TASK GOAL: Find the line containing "Parse this screenshot: output". Retype it and every line after it through the end of the entries, exactly as written, with nothing added.

MATERIALS PROVIDED:

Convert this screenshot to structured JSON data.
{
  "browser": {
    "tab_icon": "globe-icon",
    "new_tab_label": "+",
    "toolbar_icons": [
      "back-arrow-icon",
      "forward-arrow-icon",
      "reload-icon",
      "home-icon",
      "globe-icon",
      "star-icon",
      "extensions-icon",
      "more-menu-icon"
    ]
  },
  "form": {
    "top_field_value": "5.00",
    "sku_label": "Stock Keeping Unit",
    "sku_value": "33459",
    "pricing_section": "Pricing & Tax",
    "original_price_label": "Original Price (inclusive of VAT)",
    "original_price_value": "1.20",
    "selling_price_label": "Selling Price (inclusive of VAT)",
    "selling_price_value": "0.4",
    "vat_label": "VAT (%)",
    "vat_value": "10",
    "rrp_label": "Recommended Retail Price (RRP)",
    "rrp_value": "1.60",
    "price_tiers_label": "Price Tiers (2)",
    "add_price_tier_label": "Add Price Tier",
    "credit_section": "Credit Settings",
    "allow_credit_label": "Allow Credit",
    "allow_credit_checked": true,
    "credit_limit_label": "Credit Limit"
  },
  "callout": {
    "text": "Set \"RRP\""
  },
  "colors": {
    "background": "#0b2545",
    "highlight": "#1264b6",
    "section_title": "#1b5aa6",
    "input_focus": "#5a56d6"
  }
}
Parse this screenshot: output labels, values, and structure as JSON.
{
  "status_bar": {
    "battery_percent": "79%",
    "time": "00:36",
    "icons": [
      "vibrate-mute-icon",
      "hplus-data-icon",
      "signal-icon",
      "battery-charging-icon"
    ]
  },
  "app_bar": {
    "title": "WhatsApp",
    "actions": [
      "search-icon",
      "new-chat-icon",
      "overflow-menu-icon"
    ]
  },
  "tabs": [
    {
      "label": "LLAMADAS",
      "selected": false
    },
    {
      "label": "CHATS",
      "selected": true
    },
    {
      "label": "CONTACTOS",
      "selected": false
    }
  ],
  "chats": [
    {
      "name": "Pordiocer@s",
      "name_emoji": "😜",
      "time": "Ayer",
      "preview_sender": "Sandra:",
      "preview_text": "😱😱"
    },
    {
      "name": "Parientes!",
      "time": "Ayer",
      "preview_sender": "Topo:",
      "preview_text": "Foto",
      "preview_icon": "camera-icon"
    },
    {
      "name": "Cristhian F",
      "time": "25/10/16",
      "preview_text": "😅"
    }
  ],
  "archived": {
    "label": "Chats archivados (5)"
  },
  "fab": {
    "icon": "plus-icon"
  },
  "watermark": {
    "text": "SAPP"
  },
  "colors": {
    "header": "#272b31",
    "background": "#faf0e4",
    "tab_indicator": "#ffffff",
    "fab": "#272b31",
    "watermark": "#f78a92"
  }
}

SOLUTION TO THIS PROBLEM:
Parse this screenshot: output labels, values, and structure as JSON.
{
  "status_bar": {
    "battery_percent": "79%",
    "time": "00:36",
    "icons": [
      "vibrate-mute-icon",
      "hplus-data-icon",
      "signal-icon",
      "battery-charging-icon"
    ]
  },
  "app_bar": {
    "title": "WhatsApp",
    "actions": [
      "search-icon",
      "new-chat-icon",
      "overflow-menu-icon"
    ]
  },
  "tabs": [
    {
      "label": "LLAMADAS",
      "selected": false
    },
    {
      "label": "CHATS",
      "selected": true
    },
    {
      "label": "CONTACTOS",
      "selected": false
    }
  ],
  "chats": [
    {
      "name": "Pordiocer@s",
      "name_emoji": "😜",
      "time": "Ayer",
      "preview_sender": "Sandra:",
      "preview_text": "😱😱"
    },
    {
      "name": "Parientes!",
      "time": "Ayer",
      "preview_sender": "Topo:",
      "preview_text": "Foto",
      "preview_icon": "camera-icon"
    },
    {
      "name": "Cristhian F",
      "time": "25/10/16",
      "preview_text": "😅"
    }
  ],
  "archived": {
    "label": "Chats archivados (5)"
  },
  "fab": {
    "icon": "plus-icon"
  },
  "watermark": {
    "text": "SAPP"
  },
  "colors": {
    "header": "#272b31",
    "background": "#faf0e4",
    "tab_indicator": "#ffffff",
    "fab": "#272b31",
    "watermark": "#f78a92"
  }
}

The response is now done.